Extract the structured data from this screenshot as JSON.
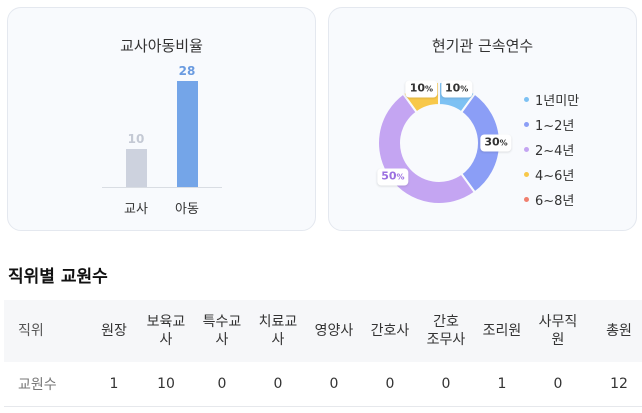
{
  "ratio_card": {
    "title": "교사아동비율",
    "chart_data": {
      "type": "bar",
      "categories": [
        "교사",
        "아동"
      ],
      "values": [
        10,
        28
      ],
      "colors": [
        "#cdd2de",
        "#74a5e8"
      ],
      "value_label_colors": [
        "#c4c9d4",
        "#6a9be0"
      ]
    }
  },
  "tenure_card": {
    "title": "현기관 근속연수",
    "chart_data": {
      "type": "pie",
      "labels": [
        "1년미만",
        "1~2년",
        "2~4년",
        "4~6년",
        "6~8년"
      ],
      "values": [
        10,
        30,
        50,
        10,
        0
      ],
      "colors": [
        "#7dc1f3",
        "#8b9ef6",
        "#c4a5f2",
        "#f8c84a",
        "#f07f6e"
      ]
    }
  },
  "section": {
    "title": "직위별 교원수"
  },
  "table": {
    "headers": [
      [
        "직위"
      ],
      [
        "원장"
      ],
      [
        "보육교",
        "사"
      ],
      [
        "특수교",
        "사"
      ],
      [
        "치료교",
        "사"
      ],
      [
        "영양사"
      ],
      [
        "간호사"
      ],
      [
        "간호",
        "조무사"
      ],
      [
        "조리원"
      ],
      [
        "사무직",
        "원"
      ],
      [
        "총원"
      ]
    ],
    "row": [
      "교원수",
      "1",
      "10",
      "0",
      "0",
      "0",
      "0",
      "0",
      "1",
      "0",
      "12"
    ]
  }
}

• • • •

• OBJECTIVE: Show each line holding the word "title".

• THE RESULT:
    "title": "교사아동비율",
    "title": "현기관 근속연수",
    "title": "직위별 교원수"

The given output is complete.